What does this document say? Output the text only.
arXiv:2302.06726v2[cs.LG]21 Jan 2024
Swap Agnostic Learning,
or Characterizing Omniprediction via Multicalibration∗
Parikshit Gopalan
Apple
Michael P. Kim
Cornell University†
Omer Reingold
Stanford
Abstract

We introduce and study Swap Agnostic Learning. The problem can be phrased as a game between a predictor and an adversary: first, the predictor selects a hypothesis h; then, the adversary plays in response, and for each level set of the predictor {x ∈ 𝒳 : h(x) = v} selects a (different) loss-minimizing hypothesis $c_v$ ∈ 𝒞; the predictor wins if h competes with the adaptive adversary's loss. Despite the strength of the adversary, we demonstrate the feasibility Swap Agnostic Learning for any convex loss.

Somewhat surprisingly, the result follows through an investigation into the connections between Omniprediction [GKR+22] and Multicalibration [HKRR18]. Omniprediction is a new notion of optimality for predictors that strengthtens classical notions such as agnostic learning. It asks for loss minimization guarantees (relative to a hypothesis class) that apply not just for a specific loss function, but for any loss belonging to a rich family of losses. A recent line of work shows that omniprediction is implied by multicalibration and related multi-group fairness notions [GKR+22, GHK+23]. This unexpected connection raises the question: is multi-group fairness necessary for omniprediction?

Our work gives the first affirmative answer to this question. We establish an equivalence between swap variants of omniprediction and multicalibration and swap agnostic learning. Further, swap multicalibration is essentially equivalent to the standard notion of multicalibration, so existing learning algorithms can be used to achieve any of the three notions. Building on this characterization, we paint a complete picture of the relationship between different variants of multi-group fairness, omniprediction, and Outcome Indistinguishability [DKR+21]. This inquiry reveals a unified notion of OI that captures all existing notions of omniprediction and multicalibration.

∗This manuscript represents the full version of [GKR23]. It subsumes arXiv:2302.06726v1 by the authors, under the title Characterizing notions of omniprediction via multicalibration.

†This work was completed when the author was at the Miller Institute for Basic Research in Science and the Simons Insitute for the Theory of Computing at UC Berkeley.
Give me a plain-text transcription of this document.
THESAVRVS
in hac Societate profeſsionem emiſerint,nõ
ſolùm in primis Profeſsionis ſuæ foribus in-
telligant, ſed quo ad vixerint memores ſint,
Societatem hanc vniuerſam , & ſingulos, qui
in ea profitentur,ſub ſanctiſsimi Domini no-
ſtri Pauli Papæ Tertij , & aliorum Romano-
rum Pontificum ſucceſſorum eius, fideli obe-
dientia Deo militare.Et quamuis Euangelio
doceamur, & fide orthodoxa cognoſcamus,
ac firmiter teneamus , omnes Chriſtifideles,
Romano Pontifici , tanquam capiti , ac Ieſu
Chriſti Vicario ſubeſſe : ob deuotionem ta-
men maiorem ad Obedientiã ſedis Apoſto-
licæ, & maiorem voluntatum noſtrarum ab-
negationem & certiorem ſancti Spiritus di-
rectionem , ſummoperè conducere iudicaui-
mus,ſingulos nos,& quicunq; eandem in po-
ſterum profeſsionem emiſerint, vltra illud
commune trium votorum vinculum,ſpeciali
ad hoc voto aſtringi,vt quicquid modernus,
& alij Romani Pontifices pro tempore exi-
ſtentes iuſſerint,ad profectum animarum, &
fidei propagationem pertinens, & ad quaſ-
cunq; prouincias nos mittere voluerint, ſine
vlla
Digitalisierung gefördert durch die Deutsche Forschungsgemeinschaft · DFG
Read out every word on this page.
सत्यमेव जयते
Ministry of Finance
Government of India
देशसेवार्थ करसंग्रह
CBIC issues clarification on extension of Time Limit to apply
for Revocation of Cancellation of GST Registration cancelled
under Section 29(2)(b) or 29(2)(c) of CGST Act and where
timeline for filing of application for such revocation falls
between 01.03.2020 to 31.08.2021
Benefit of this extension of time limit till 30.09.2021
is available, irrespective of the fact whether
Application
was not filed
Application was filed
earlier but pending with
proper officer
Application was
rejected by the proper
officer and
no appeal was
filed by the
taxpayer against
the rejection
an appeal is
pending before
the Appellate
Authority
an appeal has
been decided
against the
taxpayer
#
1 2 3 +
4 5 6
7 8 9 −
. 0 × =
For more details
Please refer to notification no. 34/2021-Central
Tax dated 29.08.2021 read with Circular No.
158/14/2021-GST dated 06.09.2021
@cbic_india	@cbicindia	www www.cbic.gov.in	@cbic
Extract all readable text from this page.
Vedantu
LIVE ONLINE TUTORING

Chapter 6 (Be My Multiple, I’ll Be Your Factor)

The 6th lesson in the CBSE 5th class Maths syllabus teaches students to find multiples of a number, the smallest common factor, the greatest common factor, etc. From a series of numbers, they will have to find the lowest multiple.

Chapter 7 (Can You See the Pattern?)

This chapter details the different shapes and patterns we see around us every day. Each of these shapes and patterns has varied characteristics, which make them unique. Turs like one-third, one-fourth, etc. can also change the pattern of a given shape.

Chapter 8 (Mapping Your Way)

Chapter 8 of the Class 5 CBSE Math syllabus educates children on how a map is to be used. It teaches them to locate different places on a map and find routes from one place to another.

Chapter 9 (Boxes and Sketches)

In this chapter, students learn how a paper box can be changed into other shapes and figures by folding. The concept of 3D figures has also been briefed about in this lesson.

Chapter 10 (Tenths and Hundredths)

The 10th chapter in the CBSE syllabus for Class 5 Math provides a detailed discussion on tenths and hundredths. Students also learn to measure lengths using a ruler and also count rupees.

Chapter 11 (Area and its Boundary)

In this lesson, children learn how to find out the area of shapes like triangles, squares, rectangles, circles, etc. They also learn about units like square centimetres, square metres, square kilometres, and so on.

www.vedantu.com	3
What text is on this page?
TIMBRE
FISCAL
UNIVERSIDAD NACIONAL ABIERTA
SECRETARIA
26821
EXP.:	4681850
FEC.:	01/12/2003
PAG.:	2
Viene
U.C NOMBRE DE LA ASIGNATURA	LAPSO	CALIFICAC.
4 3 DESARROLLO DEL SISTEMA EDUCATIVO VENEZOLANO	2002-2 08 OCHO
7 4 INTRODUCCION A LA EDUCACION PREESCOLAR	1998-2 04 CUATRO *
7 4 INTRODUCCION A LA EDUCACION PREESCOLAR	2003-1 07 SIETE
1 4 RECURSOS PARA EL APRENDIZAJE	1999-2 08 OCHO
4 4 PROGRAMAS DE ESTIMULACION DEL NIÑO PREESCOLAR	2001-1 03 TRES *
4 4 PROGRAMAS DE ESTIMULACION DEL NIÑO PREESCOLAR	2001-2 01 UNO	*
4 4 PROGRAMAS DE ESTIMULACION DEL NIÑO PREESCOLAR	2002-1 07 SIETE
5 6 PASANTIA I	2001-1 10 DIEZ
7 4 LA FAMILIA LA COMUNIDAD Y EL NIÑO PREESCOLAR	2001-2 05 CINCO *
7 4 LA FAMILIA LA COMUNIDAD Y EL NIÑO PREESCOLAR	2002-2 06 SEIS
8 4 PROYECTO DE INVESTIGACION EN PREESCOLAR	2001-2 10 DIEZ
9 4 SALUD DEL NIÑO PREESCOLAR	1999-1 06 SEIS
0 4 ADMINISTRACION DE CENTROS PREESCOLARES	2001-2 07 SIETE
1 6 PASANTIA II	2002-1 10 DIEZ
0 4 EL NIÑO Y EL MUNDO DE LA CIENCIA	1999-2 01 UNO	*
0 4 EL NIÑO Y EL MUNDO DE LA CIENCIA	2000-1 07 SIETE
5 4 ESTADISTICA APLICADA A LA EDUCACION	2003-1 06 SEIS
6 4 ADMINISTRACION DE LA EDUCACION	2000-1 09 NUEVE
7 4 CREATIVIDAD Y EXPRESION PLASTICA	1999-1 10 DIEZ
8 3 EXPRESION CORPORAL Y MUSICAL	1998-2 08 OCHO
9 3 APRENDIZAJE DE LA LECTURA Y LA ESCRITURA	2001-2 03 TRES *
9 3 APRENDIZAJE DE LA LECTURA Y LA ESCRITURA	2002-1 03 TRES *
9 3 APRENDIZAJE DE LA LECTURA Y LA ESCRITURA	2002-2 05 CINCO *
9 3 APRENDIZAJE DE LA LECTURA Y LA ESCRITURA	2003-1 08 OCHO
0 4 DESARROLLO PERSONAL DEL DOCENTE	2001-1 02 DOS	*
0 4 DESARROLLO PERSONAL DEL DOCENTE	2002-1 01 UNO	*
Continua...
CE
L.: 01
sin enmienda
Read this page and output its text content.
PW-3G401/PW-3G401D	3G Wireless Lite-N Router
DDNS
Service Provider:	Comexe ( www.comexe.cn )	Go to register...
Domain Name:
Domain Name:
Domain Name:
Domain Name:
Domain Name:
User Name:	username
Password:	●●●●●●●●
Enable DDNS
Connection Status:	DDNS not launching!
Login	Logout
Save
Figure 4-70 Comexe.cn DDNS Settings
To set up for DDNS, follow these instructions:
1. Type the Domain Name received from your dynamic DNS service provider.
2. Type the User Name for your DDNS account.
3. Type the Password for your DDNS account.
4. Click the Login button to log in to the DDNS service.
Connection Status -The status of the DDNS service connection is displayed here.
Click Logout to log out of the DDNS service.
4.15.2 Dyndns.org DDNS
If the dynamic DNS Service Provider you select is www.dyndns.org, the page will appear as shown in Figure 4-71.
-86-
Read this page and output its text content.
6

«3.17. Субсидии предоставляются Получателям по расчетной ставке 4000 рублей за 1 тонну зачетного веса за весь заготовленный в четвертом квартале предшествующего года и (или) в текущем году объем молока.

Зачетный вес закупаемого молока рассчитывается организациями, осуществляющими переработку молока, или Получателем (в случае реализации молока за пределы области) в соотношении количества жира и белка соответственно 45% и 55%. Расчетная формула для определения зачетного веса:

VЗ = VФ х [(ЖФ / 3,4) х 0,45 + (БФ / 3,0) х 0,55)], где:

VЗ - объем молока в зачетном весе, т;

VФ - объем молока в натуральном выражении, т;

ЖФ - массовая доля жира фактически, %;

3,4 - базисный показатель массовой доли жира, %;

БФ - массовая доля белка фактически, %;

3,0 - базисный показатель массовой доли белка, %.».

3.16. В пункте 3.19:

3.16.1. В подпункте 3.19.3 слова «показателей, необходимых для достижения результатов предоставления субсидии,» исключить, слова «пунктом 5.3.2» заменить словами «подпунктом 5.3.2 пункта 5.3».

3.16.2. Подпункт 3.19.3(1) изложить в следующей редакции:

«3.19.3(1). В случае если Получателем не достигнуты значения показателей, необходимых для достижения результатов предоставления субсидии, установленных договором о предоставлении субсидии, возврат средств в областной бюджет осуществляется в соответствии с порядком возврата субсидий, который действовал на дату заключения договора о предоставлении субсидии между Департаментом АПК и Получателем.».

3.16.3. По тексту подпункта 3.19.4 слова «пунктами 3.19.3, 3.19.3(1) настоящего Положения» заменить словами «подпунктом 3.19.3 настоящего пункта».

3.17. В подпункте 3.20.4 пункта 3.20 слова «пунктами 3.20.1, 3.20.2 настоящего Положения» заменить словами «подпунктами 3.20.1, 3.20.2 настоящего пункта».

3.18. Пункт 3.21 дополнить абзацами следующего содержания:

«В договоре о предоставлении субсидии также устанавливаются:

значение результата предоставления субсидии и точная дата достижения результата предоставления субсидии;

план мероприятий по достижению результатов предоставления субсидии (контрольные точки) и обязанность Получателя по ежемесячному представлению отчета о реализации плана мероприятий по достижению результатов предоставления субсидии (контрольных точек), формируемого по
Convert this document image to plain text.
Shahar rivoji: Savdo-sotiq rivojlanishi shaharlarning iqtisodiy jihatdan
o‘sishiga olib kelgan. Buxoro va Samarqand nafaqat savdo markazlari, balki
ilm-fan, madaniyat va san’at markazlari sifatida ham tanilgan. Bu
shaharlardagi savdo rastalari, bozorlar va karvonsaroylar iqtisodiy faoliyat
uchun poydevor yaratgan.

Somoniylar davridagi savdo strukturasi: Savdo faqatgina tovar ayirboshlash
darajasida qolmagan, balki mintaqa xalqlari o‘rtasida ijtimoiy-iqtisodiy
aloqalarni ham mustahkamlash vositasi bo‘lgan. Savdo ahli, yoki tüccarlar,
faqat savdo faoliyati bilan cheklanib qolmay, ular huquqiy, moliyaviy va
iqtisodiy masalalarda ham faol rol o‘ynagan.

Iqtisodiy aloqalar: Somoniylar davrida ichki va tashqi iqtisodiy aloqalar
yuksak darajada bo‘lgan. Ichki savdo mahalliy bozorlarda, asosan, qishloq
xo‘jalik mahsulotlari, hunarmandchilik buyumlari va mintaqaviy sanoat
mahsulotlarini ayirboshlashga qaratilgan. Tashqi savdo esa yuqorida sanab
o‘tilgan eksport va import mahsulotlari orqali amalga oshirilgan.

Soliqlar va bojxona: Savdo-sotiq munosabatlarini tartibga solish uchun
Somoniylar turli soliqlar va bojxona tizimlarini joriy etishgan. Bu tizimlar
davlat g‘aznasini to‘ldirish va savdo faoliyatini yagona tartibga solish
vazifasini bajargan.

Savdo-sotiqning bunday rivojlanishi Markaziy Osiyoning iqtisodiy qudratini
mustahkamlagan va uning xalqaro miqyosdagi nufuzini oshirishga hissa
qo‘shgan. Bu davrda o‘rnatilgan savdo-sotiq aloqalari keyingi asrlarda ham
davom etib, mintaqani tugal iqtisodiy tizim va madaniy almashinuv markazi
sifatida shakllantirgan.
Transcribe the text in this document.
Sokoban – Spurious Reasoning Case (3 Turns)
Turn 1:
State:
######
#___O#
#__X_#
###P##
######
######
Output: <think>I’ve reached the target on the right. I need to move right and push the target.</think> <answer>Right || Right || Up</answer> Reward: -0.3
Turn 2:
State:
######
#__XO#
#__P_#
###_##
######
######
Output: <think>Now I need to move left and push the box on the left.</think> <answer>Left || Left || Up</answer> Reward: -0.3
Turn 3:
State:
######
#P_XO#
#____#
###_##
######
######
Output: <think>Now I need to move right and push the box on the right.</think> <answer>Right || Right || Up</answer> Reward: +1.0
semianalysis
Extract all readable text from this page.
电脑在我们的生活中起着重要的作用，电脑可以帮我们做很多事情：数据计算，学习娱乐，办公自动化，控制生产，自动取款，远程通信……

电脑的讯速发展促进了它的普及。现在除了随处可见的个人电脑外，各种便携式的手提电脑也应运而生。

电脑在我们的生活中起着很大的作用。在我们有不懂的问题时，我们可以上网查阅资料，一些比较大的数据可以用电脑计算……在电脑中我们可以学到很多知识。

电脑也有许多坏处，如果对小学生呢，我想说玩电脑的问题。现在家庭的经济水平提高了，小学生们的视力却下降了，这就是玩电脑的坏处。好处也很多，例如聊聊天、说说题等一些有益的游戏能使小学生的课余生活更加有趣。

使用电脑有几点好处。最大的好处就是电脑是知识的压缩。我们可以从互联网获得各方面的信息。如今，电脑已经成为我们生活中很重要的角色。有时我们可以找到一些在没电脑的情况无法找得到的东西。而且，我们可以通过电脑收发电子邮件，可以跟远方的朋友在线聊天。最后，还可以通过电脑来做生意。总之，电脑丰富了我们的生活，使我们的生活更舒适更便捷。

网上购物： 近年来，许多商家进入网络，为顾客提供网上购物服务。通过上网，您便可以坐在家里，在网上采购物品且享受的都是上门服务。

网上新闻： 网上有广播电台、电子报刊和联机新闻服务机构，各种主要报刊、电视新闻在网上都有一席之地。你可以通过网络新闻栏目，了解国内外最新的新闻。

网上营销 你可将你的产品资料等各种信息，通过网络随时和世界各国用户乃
^^^^^^^^^^^^^^^^
» **Instruction**: Please list every line of the records that contains "used".

» **Task output**:
Our work gives the first affirmative answer to this question. We establish an equivalence between swap variants of omniprediction and multicalibration and swap agnostic learning. Further, swap multicalibration is essentially equivalent to the standard notion of multicalibration, so existing learning algorithms can be used to achieve any of the three notions. Building on this characterization, we paint a complete picture of the relationship between different variants of multi-group fairness, omniprediction, and Outcome Indistinguishability [DKR+21]. This inquiry reveals a unified notion of OI that captures all existing notions of omniprediction and multicalibration.
Chapter 8 of the Class 5 CBSE Math syllabus educates children on how a map is to be used. It teaches them to locate different places on a map and find routes from one place to another.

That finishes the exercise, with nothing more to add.